_WHAT YOU ARE ASKED TO DO_:
Extract all of the data and reproduce it precisely.

_RECORD SET_:

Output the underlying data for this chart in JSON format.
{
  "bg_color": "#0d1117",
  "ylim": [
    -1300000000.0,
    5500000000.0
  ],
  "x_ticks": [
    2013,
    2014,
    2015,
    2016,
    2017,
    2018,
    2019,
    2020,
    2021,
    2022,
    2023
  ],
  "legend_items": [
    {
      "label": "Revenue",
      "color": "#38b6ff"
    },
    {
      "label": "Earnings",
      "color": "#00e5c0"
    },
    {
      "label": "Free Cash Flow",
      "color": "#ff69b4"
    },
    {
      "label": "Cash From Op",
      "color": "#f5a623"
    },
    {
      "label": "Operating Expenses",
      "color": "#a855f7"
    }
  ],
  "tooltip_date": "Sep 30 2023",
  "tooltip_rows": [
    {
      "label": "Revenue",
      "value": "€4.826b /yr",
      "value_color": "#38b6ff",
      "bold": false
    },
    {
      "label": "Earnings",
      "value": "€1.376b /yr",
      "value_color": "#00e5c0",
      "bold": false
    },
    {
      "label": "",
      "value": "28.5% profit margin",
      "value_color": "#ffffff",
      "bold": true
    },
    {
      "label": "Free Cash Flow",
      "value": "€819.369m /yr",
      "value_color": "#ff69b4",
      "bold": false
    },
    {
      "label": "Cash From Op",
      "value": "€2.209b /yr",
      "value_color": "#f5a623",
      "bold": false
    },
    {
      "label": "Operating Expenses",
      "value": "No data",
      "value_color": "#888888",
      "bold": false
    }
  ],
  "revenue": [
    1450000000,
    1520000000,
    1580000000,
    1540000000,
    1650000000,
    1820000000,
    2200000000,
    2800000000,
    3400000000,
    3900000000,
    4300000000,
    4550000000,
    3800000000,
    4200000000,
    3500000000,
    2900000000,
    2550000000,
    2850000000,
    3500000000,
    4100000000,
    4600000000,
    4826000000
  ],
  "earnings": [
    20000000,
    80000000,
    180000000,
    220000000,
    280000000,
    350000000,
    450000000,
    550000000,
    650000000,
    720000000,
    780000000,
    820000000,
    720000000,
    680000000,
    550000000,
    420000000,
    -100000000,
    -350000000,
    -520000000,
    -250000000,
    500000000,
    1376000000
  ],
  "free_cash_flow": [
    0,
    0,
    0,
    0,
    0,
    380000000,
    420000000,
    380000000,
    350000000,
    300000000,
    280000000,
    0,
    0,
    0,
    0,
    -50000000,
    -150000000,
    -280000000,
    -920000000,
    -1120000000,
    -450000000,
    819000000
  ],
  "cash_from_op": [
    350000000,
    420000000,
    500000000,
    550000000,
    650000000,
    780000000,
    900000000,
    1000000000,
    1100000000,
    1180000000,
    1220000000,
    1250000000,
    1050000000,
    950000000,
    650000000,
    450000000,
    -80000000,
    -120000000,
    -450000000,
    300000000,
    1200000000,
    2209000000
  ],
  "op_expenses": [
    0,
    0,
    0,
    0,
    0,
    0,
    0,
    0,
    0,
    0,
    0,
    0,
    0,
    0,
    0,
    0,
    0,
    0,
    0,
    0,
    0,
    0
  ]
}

_EXERCISE RESPONSE_:
Output the underlying data for this chart in JSON format.
{
  "bg_color": "#0d1117",
  "ylim": [
    -1300000000.0,
    5500000000.0
  ],
  "x_ticks": [
    2013,
    2014,
    2015,
    2016,
    2017,
    2018,
    2019,
    2020,
    2021,
    2022,
    2023
  ],
  "legend_items": [
    {
      "label": "Revenue",
      "color": "#38b6ff"
    },
    {
      "label": "Earnings",
      "color": "#00e5c0"
    },
    {
      "label": "Free Cash Flow",
      "color": "#ff69b4"
    },
    {
      "label": "Cash From Op",
      "color": "#f5a623"
    },
    {
      "label": "Operating Expenses",
      "color": "#a855f7"
    }
  ],
  "tooltip_date": "Sep 30 2023",
  "tooltip_rows": [
    {
      "label": "Revenue",
      "value": "€4.826b /yr",
      "value_color": "#38b6ff",
      "bold": false
    },
    {
      "label": "Earnings",
      "value": "€1.376b /yr",
      "value_color": "#00e5c0",
      "bold": false
    },
    {
      "label": "",
      "value": "28.5% profit margin",
      "value_color": "#ffffff",
      "bold": true
    },
    {
      "label": "Free Cash Flow",
      "value": "€819.369m /yr",
      "value_color": "#ff69b4",
      "bold": false
    },
    {
      "label": "Cash From Op",
      "value": "€2.209b /yr",
      "value_color": "#f5a623",
      "bold": false
    },
    {
      "label": "Operating Expenses",
      "value": "No data",
      "value_color": "#888888",
      "bold": false
    }
  ],
  "revenue": [
    1450000000,
    1520000000,
    1580000000,
    1540000000,
    1650000000,
    1820000000,
    2200000000,
    2800000000,
    3400000000,
    3900000000,
    4300000000,
    4550000000,
    3800000000,
    4200000000,
    3500000000,
    2900000000,
    2550000000,
    2850000000,
    3500000000,
    4100000000,
    4600000000,
    4826000000
  ],
  "earnings": [
    20000000,
    80000000,
    180000000,
    220000000,
    280000000,
    350000000,
    450000000,
    550000000,
    650000000,
    720000000,
    780000000,
    820000000,
    720000000,
    680000000,
    550000000,
    420000000,
    -100000000,
    -350000000,
    -520000000,
    -250000000,
    500000000,
    1376000000
  ],
  "free_cash_flow": [
    0,
    0,
    0,
    0,
    0,
    380000000,
    420000000,
    380000000,
    350000000,
    300000000,
    280000000,
    0,
    0,
    0,
    0,
    -50000000,
    -150000000,
    -280000000,
    -920000000,
    -1120000000,
    -450000000,
    819000000
  ],
  "cash_from_op": [
    350000000,
    420000000,
    500000000,
    550000000,
    650000000,
    780000000,
    900000000,
    1000000000,
    1100000000,
    1180000000,
    1220000000,
    1250000000,
    1050000000,
    950000000,
    650000000,
    450000000,
    -80000000,
    -120000000,
    -450000000,
    300000000,
    1200000000,
    2209000000
  ],
  "op_expenses": [
    0,
    0,
    0,
    0,
    0,
    0,
    0,
    0,
    0,
    0,
    0,
    0,
    0,
    0,
    0,
    0,
    0,
    0,
    0,
    0,
    0,
    0
  ]
}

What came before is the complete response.